» DATA ROWS
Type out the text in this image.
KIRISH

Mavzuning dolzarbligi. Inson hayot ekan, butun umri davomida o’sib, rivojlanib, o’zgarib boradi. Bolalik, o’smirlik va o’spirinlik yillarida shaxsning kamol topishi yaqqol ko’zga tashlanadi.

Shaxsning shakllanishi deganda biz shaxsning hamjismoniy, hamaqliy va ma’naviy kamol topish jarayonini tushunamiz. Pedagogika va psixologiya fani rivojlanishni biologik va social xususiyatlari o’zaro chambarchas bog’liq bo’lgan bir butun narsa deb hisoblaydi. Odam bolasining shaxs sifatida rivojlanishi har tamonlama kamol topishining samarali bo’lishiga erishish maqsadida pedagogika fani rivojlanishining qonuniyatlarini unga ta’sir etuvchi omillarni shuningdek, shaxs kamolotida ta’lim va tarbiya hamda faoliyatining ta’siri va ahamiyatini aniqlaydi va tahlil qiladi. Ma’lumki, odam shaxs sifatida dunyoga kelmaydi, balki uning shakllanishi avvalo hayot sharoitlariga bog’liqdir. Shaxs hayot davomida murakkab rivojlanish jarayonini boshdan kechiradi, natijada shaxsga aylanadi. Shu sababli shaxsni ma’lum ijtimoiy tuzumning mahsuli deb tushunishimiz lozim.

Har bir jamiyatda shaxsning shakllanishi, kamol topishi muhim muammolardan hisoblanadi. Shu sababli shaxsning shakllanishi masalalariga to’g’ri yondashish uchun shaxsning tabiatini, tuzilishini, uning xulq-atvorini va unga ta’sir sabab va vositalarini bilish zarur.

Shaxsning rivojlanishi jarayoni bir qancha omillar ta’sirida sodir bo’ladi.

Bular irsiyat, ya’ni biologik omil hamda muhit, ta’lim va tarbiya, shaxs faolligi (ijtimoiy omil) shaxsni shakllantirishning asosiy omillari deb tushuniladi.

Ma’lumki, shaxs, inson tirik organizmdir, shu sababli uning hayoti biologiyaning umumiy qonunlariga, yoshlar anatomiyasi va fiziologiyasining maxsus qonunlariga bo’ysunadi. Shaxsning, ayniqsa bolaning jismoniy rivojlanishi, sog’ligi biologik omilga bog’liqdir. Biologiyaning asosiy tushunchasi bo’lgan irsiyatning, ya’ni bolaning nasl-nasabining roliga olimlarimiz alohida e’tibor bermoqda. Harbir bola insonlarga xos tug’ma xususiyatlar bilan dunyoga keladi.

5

» YOUR TASK
Go through the listing and print each line exactly as it appears.

» SOLUTION FOR THIS PROBLEM
Type out the text in this image.
KIRISH

Mavzuning dolzarbligi. Inson hayot ekan, butun umri davomida o’sib, rivojlanib, o’zgarib boradi. Bolalik, o’smirlik va o’spirinlik yillarida shaxsning kamol topishi yaqqol ko’zga tashlanadi.

Shaxsning shakllanishi deganda biz shaxsning hamjismoniy, hamaqliy va ma’naviy kamol topish jarayonini tushunamiz. Pedagogika va psixologiya fani rivojlanishni biologik va social xususiyatlari o’zaro chambarchas bog’liq bo’lgan bir butun narsa deb hisoblaydi. Odam bolasining shaxs sifatida rivojlanishi har tamonlama kamol topishining samarali bo’lishiga erishish maqsadida pedagogika fani rivojlanishining qonuniyatlarini unga ta’sir etuvchi omillarni shuningdek, shaxs kamolotida ta’lim va tarbiya hamda faoliyatining ta’siri va ahamiyatini aniqlaydi va tahlil qiladi. Ma’lumki, odam shaxs sifatida dunyoga kelmaydi, balki uning shakllanishi avvalo hayot sharoitlariga bog’liqdir. Shaxs hayot davomida murakkab rivojlanish jarayonini boshdan kechiradi, natijada shaxsga aylanadi. Shu sababli shaxsni ma’lum ijtimoiy tuzumning mahsuli deb tushunishimiz lozim.

Har bir jamiyatda shaxsning shakllanishi, kamol topishi muhim muammolardan hisoblanadi. Shu sababli shaxsning shakllanishi masalalariga to’g’ri yondashish uchun shaxsning tabiatini, tuzilishini, uning xulq-atvorini va unga ta’sir sabab va vositalarini bilish zarur.

Shaxsning rivojlanishi jarayoni bir qancha omillar ta’sirida sodir bo’ladi.

Bular irsiyat, ya’ni biologik omil hamda muhit, ta’lim va tarbiya, shaxs faolligi (ijtimoiy omil) shaxsni shakllantirishning asosiy omillari deb tushuniladi.

Ma’lumki, shaxs, inson tirik organizmdir, shu sababli uning hayoti biologiyaning umumiy qonunlariga, yoshlar anatomiyasi va fiziologiyasining maxsus qonunlariga bo’ysunadi. Shaxsning, ayniqsa bolaning jismoniy rivojlanishi, sog’ligi biologik omilga bog’liqdir. Biologiyaning asosiy tushunchasi bo’lgan irsiyatning, ya’ni bolaning nasl-nasabining roliga olimlarimiz alohida e’tibor bermoqda. Harbir bola insonlarga xos tug’ma xususiyatlar bilan dunyoga keladi.

5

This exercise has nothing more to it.